#### DIRECTIVE A:
Answer these questions about the convolution exercise:
(i) According to the exercise, what does "spreading out" probability measures do to them?
(ii) Which measure does part i) suggest taking to gain intuition?
(iii) In part ii), what kind of probability density function $\phi$ is fixed?

#### EXTRACT:
┄┄┄┄┄┄┄┄┄┄┄┄┄┄┄┄┄┄┄┄
This is the exercise:
This exercise shows that “spreading out” probability measures makes them closer together. Define the convolution of a measure by: for any probability density function $\phi$, let $\phi*\mu$ be the measure such that, for any Borel set $A$
$$ (\phi*\mu)[A]=\int\int\mathbb{I}_A(x)\phi(x-z)d\mu(z)dx. $$
i) To gain intuition, take $\delta_0$ as a measure (very not spread out!), and compute $\phi*\delta_0$ for any probability density function $\phi$. Intuitively, is this “more spread out” than $\delta_0$?
ii) Fix any compactly supported probability density function $\phi$. Show that for all $\mu,\nu\in\mathcal{P}_p\left(\mathbb{R}^d\right)$,
$$ \mathcal{W}_p(\phi*\mu,\phi*\nu)\le \mathcal{W}_p(\mu,\nu) $$
This is what I have done so far:
i)
┄┄┄┄┄┄┄┄┄┄┄┄┄┄┄┄┄┄┄┄
#### ENTRIES SHOWN:
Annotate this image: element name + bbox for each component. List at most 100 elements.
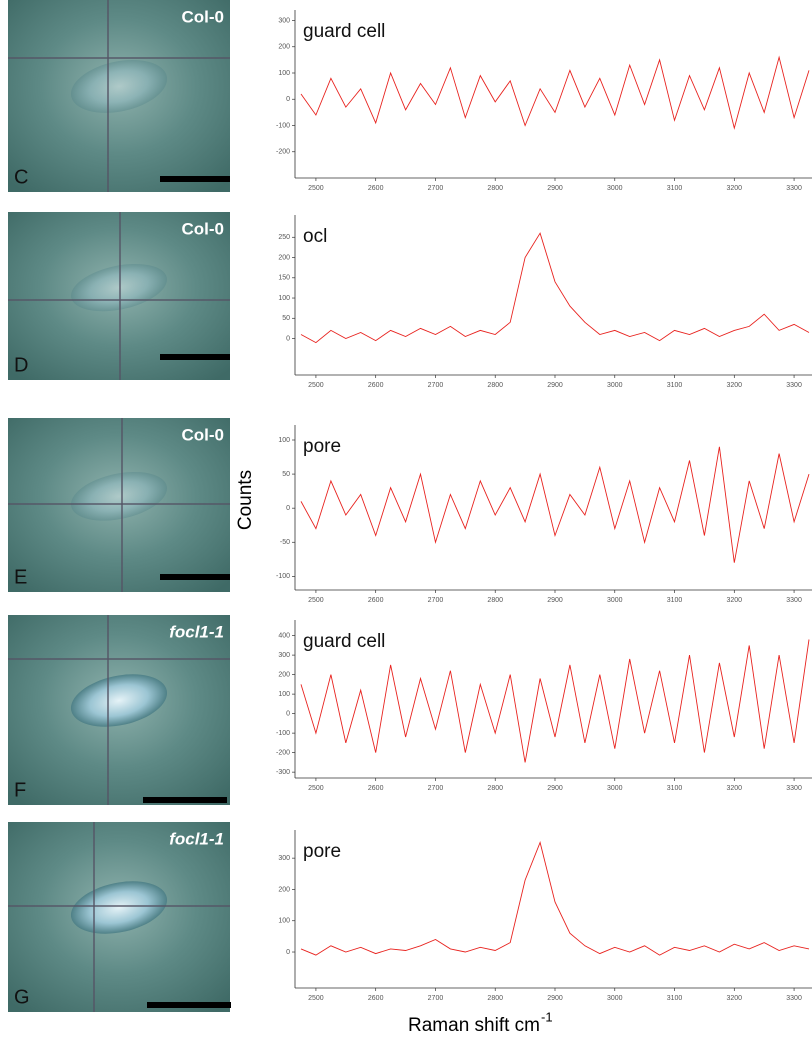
x-tick-label: 2700 [428,785,444,792]
y-tick-label: 200 [278,886,290,893]
genotype-label: focl1-1 [169,829,224,848]
spectrum-annotation: guard cell [303,631,385,652]
y-tick-label: -200 [276,749,290,756]
y-tick-label: 100 [278,691,290,698]
panel-letter: C [14,166,28,188]
stoma [70,59,168,113]
panel-letter: G [14,986,30,1008]
x-tick-label: 3300 [786,785,802,792]
x-tick-label: 2800 [487,382,503,389]
x-tick-label: 2800 [487,185,503,192]
x-tick-label: 3000 [607,382,623,389]
y-tick-label: 0 [286,710,290,717]
y-tick-label: 50 [282,315,290,322]
x-tick-label: 3100 [667,382,683,389]
x-tick-label: 2500 [308,597,324,604]
panel-letter: E [14,566,27,588]
panel-letter: F [14,779,26,801]
x-tick-label: 2500 [308,995,324,1002]
y-tick-label: -300 [276,769,290,776]
plot-area [300,639,810,763]
x-tick-label: 2600 [368,382,384,389]
y-tick-label: 100 [278,70,290,77]
plot-area [300,446,810,563]
x-tick-label: 3200 [727,785,743,792]
spectrum-line [300,55,810,130]
x-tick-label: 2700 [428,185,444,192]
x-tick-label: 2600 [368,597,384,604]
scale-bar [147,1002,231,1008]
spectrum-annotation: pore [303,436,341,457]
x-tick-label: 2900 [547,185,563,192]
y-tick-label: 300 [278,17,290,24]
scale-bar [160,574,230,580]
y-axis-label: Counts [235,470,256,530]
x-tick-label: 3000 [607,785,623,792]
y-tick-label: 200 [278,671,290,678]
x-tick-label: 2600 [368,185,384,192]
y-tick-label: 50 [282,471,290,478]
y-tick-label: 100 [278,918,290,925]
x-tick-label: 3100 [667,785,683,792]
y-tick-label: 400 [278,632,290,639]
plot-area [300,232,810,344]
x-tick-label: 3300 [786,382,802,389]
x-tick-label: 2600 [368,785,384,792]
spectrum-line [300,639,810,763]
x-tick-label: 3100 [667,597,683,604]
y-tick-label: -100 [276,122,290,129]
x-tick-label: 3300 [786,597,802,604]
x-tick-label: 2900 [547,995,563,1002]
x-tick-label: 2900 [547,382,563,389]
y-tick-label: 250 [278,234,290,241]
x-tick-label: 3200 [727,382,743,389]
scale-bar [160,354,230,360]
y-tick-label: -50 [280,539,290,546]
x-tick-label: 2500 [308,382,324,389]
spectrum-line [300,232,810,344]
y-tick-label: 0 [286,505,290,512]
x-tick-label: 3000 [607,995,623,1002]
y-tick-label: -100 [276,573,290,580]
y-tick-label: 0 [286,949,290,956]
x-tick-label: 2500 [308,785,324,792]
plot-area [300,55,810,130]
genotype-label: Col-0 [182,425,225,444]
stoma [70,674,168,727]
y-tick-label: 200 [278,44,290,51]
x-tick-label: 2700 [428,382,444,389]
x-tick-label: 3000 [607,597,623,604]
spectrum-annotation: guard cell [303,21,385,42]
x-tick-label: 3200 [727,995,743,1002]
x-tick-label: 3000 [607,185,623,192]
x-tick-label: 2900 [547,785,563,792]
spectrum-line [300,841,810,956]
y-tick-label: 300 [278,652,290,659]
x-axis-label: Raman shift cm [408,1015,540,1036]
spectrum-line [300,446,810,563]
x-tick-label: 2700 [428,995,444,1002]
y-tick-label: 0 [286,335,290,342]
x-tick-label: 2700 [428,597,444,604]
x-axis-label-superscript: -1 [541,1009,553,1024]
genotype-label: Col-0 [182,219,225,238]
x-tick-label: 2800 [487,995,503,1002]
x-tick-label: 2900 [547,597,563,604]
y-tick-label: 0 [286,96,290,103]
x-tick-label: 3100 [667,995,683,1002]
x-tick-label: 2800 [487,597,503,604]
spectrum-annotation: pore [303,841,341,862]
x-tick-label: 3200 [727,597,743,604]
y-tick-label: -200 [276,149,290,156]
stoma [70,471,168,521]
genotype-label: focl1-1 [169,622,224,641]
genotype-label: Col-0 [182,7,225,26]
x-tick-label: 2500 [308,185,324,192]
y-tick-label: 150 [278,275,290,282]
panel-letter: D [14,354,28,376]
x-tick-label: 2800 [487,785,503,792]
x-tick-label: 3300 [786,995,802,1002]
y-tick-label: 100 [278,295,290,302]
scale-bar [160,176,230,182]
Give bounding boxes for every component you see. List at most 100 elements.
┄┄┄┄┄┄┄┄┄┄┄┄┄┄┄┄┄┄┄┄
#### DIRECTIVE B:
In the records, rewrite the lines starting with the line with "x-tick-label: 2700 [428,785,444,792]" and going on through the line with "x-tick-label: 2800 [487,185,503,192]", replacing "panel-letter" with "panel-label" and changing nothing else.

#### SOLUTION A:
(i) It makes them closer together.
(ii) $\delta_0$
(iii) A compactly supported probability density function.

#### SOLUTION B:
x-tick-label: 2700 [428,785,444,792]
y-tick-label: 200 [278,886,290,893]
genotype-label: focl1-1 [169,829,224,848]
spectrum-annotation: guard cell [303,631,385,652]
y-tick-label: -200 [276,749,290,756]
y-tick-label: 100 [278,691,290,698]
panel-label: C [14,166,28,188]
stoma [70,59,168,113]
panel-label: G [14,986,30,1008]
x-tick-label: 3300 [786,785,802,792]
x-tick-label: 2800 [487,382,503,389]
x-tick-label: 2800 [487,185,503,192]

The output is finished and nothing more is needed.